> _DATA SUPPLIED_:
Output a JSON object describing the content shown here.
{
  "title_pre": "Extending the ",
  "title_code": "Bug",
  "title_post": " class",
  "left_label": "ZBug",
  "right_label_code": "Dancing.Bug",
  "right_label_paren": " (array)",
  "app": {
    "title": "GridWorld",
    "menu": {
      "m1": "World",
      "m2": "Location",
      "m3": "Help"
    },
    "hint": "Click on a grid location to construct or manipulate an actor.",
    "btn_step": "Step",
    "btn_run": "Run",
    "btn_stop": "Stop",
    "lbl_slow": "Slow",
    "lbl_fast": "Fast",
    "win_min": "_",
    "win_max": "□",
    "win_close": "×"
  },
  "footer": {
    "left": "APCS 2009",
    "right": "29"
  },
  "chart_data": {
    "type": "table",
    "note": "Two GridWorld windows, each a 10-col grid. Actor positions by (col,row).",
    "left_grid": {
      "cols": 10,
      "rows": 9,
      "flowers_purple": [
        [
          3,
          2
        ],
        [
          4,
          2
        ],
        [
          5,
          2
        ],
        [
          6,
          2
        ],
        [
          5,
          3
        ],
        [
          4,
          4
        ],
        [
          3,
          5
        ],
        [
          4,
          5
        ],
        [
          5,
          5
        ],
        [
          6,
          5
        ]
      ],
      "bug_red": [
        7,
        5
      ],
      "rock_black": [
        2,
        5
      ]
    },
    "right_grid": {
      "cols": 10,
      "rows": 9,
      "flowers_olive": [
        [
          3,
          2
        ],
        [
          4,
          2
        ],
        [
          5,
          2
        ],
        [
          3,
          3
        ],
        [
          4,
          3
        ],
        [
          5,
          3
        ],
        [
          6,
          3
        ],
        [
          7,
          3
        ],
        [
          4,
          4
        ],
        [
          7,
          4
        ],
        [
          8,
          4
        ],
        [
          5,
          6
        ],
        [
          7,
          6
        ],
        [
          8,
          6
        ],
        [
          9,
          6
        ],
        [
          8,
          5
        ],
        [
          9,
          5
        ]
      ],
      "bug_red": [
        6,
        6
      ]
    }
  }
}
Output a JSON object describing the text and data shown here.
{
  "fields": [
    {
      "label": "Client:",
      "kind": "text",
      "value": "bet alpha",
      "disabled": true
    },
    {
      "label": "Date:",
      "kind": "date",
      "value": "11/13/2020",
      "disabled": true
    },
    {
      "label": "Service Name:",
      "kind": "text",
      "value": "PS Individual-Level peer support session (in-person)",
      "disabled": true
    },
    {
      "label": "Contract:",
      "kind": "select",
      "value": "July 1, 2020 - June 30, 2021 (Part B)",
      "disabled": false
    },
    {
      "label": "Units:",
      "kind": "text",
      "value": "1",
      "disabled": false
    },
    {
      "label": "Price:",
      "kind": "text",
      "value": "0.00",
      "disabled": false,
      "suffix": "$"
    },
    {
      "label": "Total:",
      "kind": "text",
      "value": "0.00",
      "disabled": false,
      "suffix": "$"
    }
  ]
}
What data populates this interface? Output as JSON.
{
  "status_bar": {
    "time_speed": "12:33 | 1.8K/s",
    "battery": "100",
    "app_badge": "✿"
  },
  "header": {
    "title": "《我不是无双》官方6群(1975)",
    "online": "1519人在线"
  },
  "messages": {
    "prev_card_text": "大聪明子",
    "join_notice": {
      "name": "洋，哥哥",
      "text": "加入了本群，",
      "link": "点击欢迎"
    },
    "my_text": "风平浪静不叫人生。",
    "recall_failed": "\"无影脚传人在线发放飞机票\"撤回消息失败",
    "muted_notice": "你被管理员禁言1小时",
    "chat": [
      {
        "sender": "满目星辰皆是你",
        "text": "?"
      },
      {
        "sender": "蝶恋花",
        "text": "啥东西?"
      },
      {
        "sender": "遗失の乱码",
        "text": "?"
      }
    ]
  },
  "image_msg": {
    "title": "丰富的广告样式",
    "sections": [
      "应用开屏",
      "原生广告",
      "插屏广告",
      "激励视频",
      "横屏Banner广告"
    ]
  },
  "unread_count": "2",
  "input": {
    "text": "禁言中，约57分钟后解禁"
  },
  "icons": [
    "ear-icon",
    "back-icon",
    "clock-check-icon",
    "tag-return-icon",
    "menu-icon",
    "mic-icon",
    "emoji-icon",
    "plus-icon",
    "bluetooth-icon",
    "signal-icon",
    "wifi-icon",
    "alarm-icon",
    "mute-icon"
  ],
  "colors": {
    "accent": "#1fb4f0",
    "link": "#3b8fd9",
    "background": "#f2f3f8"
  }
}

> _DIRECTION_:
Repeat all the records. Match each line exactly.

> _COMPLETED EXERCISE_:
Output a JSON object describing the content shown here.
{
  "title_pre": "Extending the ",
  "title_code": "Bug",
  "title_post": " class",
  "left_label": "ZBug",
  "right_label_code": "Dancing.Bug",
  "right_label_paren": " (array)",
  "app": {
    "title": "GridWorld",
    "menu": {
      "m1": "World",
      "m2": "Location",
      "m3": "Help"
    },
    "hint": "Click on a grid location to construct or manipulate an actor.",
    "btn_step": "Step",
    "btn_run": "Run",
    "btn_stop": "Stop",
    "lbl_slow": "Slow",
    "lbl_fast": "Fast",
    "win_min": "_",
    "win_max": "□",
    "win_close": "×"
  },
  "footer": {
    "left": "APCS 2009",
    "right": "29"
  },
  "chart_data": {
    "type": "table",
    "note": "Two GridWorld windows, each a 10-col grid. Actor positions by (col,row).",
    "left_grid": {
      "cols": 10,
      "rows": 9,
      "flowers_purple": [
        [
          3,
          2
        ],
        [
          4,
          2
        ],
        [
          5,
          2
        ],
        [
          6,
          2
        ],
        [
          5,
          3
        ],
        [
          4,
          4
        ],
        [
          3,
          5
        ],
        [
          4,
          5
        ],
        [
          5,
          5
        ],
        [
          6,
          5
        ]
      ],
      "bug_red": [
        7,
        5
      ],
      "rock_black": [
        2,
        5
      ]
    },
    "right_grid": {
      "cols": 10,
      "rows": 9,
      "flowers_olive": [
        [
          3,
          2
        ],
        [
          4,
          2
        ],
        [
          5,
          2
        ],
        [
          3,
          3
        ],
        [
          4,
          3
        ],
        [
          5,
          3
        ],
        [
          6,
          3
        ],
        [
          7,
          3
        ],
        [
          4,
          4
        ],
        [
          7,
          4
        ],
        [
          8,
          4
        ],
        [
          5,
          6
        ],
        [
          7,
          6
        ],
        [
          8,
          6
        ],
        [
          9,
          6
        ],
        [
          8,
          5
        ],
        [
          9,
          5
        ]
      ],
      "bug_red": [
        6,
        6
      ]
    }
  }
}
Output a JSON object describing the text and data shown here.
{
  "fields": [
    {
      "label": "Client:",
      "kind": "text",
      "value": "bet alpha",
      "disabled": true
    },
    {
      "label": "Date:",
      "kind": "date",
      "value": "11/13/2020",
      "disabled": true
    },
    {
      "label": "Service Name:",
      "kind": "text",
      "value": "PS Individual-Level peer support session (in-person)",
      "disabled": true
    },
    {
      "label": "Contract:",
      "kind": "select",
      "value": "July 1, 2020 - June 30, 2021 (Part B)",
      "disabled": false
    },
    {
      "label": "Units:",
      "kind": "text",
      "value": "1",
      "disabled": false
    },
    {
      "label": "Price:",
      "kind": "text",
      "value": "0.00",
      "disabled": false,
      "suffix": "$"
    },
    {
      "label": "Total:",
      "kind": "text",
      "value": "0.00",
      "disabled": false,
      "suffix": "$"
    }
  ]
}
What data populates this interface? Output as JSON.
{
  "status_bar": {
    "time_speed": "12:33 | 1.8K/s",
    "battery": "100",
    "app_badge": "✿"
  },
  "header": {
    "title": "《我不是无双》官方6群(1975)",
    "online": "1519人在线"
  },
  "messages": {
    "prev_card_text": "大聪明子",
    "join_notice": {
      "name": "洋，哥哥",
      "text": "加入了本群，",
      "link": "点击欢迎"
    },
    "my_text": "风平浪静不叫人生。",
    "recall_failed": "\"无影脚传人在线发放飞机票\"撤回消息失败",
    "muted_notice": "你被管理员禁言1小时",
    "chat": [
      {
        "sender": "满目星辰皆是你",
        "text": "?"
      },
      {
        "sender": "蝶恋花",
        "text": "啥东西?"
      },
      {
        "sender": "遗失の乱码",
        "text": "?"
      }
    ]
  },
  "image_msg": {
    "title": "丰富的广告样式",
    "sections": [
      "应用开屏",
      "原生广告",
      "插屏广告",
      "激励视频",
      "横屏Banner广告"
    ]
  },
  "unread_count": "2",
  "input": {
    "text": "禁言中，约57分钟后解禁"
  },
  "icons": [
    "ear-icon",
    "back-icon",
    "clock-check-icon",
    "tag-return-icon",
    "menu-icon",
    "mic-icon",
    "emoji-icon",
    "plus-icon",
    "bluetooth-icon",
    "signal-icon",
    "wifi-icon",
    "alarm-icon",
    "mute-icon"
  ],
  "colors": {
    "accent": "#1fb4f0",
    "link": "#3b8fd9",
    "background": "#f2f3f8"
  }
}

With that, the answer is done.